___ Trecho selecionado ___

Sempre que meu tio fala do seu Atlético Mineiro há um prefácio indispensável: as injustiças sofridas nos anos 80. “O Atlético é um clube enorme, mas foi extremamente prejudicado lá atrás”. É como se o Galo fosse a consequência de uma ação objetiva e inabalável. Causa e efeito. Se hoje o alvinegro é derrotado, é porque em 1980 José de Assis Aragão expulsou Reinaldo. E se amanhã sai vitorioso, venceu também José Roberto Wright (ou poderia ter vencido por mais se não fosse ele). O conforto travestido de indignação é como ele se explica para o mundo, e explica o mundo para si. A busca pela verdade, porém, está longe de ser exclusividade atleticana.
Voltemos a 1998. Como é possível perder Ronaldo numa final de Copa? Os campeões do mundo tomarem de 3×0? A constante aflição do inesperado é inaceitável. Precisamos de uma resposta, de um porquê. “Se as pessoas soubessem o que aconteceu na Copa do Mundo, ficariam enojadas”, disse Leonardo. E de repente a tragédia estava explicada. Por trás dos panos, a CBF havia vendido a final para a FIFA, com intermédio da Nike, em troca de sediar o torneio numa futura edição. Tudo estava detalhado na conspiração: valores, nomes, planos e discordâncias. Havia explicação.

___ Dados extraídos ___

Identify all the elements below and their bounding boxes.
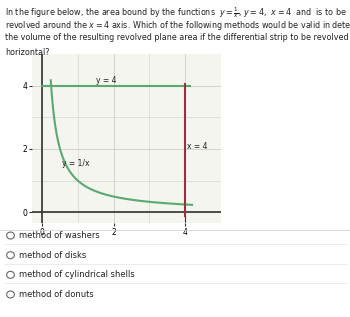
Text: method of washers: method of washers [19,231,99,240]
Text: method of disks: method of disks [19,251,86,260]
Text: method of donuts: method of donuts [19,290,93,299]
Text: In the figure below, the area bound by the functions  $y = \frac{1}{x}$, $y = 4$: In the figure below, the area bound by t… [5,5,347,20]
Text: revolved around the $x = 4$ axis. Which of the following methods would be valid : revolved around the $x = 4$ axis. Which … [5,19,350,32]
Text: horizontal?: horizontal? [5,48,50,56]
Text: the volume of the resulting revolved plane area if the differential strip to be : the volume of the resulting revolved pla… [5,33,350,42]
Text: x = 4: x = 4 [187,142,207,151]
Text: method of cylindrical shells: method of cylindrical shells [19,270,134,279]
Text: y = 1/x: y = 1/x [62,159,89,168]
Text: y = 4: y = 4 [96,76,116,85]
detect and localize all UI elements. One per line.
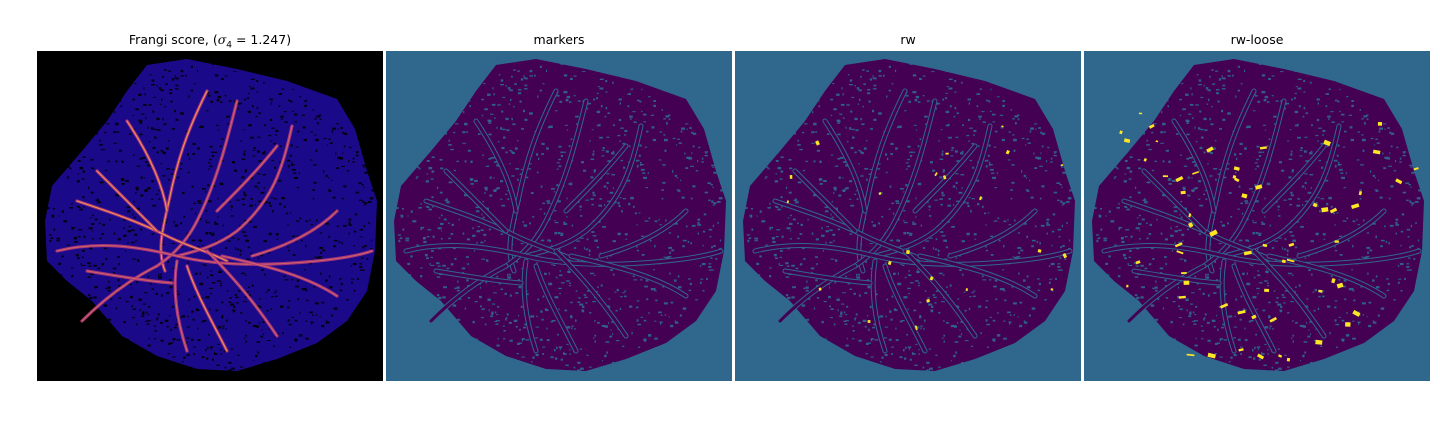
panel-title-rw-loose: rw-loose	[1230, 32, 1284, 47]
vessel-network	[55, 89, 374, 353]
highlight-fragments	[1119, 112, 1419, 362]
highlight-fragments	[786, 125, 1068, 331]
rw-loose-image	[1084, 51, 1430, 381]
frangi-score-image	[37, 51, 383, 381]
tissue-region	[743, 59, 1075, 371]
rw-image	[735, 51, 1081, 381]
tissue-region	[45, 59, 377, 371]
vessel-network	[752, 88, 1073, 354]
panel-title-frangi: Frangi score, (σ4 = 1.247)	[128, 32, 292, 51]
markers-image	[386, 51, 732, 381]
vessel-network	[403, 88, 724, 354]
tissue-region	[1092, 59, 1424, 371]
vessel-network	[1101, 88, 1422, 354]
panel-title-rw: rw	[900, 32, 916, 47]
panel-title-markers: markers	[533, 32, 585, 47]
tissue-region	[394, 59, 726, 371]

___
___ Dados extraídos ___

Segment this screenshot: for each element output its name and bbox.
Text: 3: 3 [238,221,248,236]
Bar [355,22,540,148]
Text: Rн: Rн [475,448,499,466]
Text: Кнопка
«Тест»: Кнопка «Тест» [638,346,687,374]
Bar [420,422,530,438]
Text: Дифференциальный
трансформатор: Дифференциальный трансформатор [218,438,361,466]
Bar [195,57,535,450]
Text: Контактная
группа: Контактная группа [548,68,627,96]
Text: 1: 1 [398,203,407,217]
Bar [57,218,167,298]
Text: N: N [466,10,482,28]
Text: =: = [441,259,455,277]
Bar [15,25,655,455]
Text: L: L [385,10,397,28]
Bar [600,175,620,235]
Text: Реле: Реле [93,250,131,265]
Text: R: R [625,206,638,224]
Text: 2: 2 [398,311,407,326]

___
___ Dados extraídos ___

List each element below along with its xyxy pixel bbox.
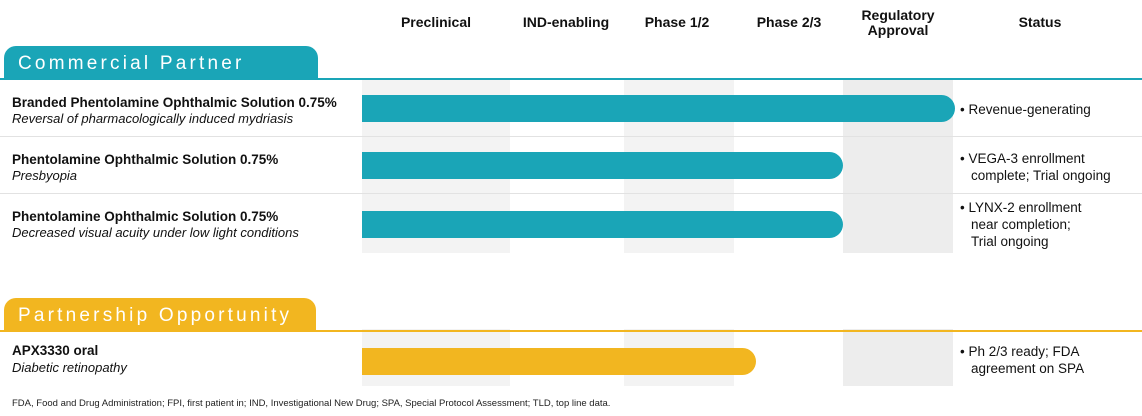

___

→ **Exercícios**
**A.** Cite literalmente o trecho do texto sobre futebol entre "Voltemos a 1998." e "discordâncias. Havia explicação.", inclusive.
**B.** Por favor, continue o texto sobre futebol a partir da última frase dele.
Os registros são um material independente do texto.

→ **Respostas esperadas**
**A.**
Voltemos a 1998. Como é possível perder Ronaldo numa final de Copa? Os campeões do mundo tomarem de 3×0? A constante aflição do inesperado é inaceitável. Precisamos de uma resposta, de um porquê. “Se as pessoas soubessem o que aconteceu na Copa do Mundo, ficariam enojadas”, disse Leonardo. E de repente a tragédia estava explicada. Por trás dos panos, a CBF havia vendido a final para a FIFA, com intermédio da Nike, em troca de sediar o torneio numa futura edição. Tudo estava detalhado na conspiração: valores, nomes, planos e discordâncias. Havia explicação.

**B.**
Não poderia ser outro além de Nelson Rodrigues o primeiro a brincar com essa nossa defesa contra o incontrolável. Em suas crônicas, creditava o acaso aos personagens Gravatinha e Sobrenatural de Almeida. O primeiro era o responsável por toda casualidade que conviesse ao Fluminense, a grande paixão do escritor maldito. O repentino escorregão do atacante adversário, o quique da bola no morrinho mudando a rota para dentro do arco, a falta de Zico indo de encontro com a trave. Era sempre o fantasma Gravatinha agindo providencialmente a favor do tricolor. Já Sobrenatural de Almeida possuía os mesmos poderes, mas os usava contra o Flu. E assim Nelson transformava o imprevisível numa queda de braço entre as figuras, ironizando a tentativa de ordenar o indomável.
Numa partida de futebol, o acaso já sai vencedor mesmo antes do apito inicial. O imprevisível é intrínseco ao jogo, que, diferentemente de outros esportes, não se divide em rali, game, fase de ataque, fase de defesa, ou delimita um tempo para atacar, um espaço para passar. Sendo assim, todas as ações estão em constante potência. O futebol está sujeito a todas as possibilidades, incertas e complexas como a vida social que emula. Até seu elemento limitador, o dono do tempo, a palavra final, que é o juiz, é refém da insuperável subjetividade. Em “Veneno Remédio, o futebol e o Brasil”, José Miguel Wisnik define o árbitro como “um hermeneuta que deve dirimir judiciosamente, em tempo real, a nebulosa questão da intencionalidade (houve ou não houve, não propriamente o fato objetivo, mas a sombra quase religiosa de uma culpa?).”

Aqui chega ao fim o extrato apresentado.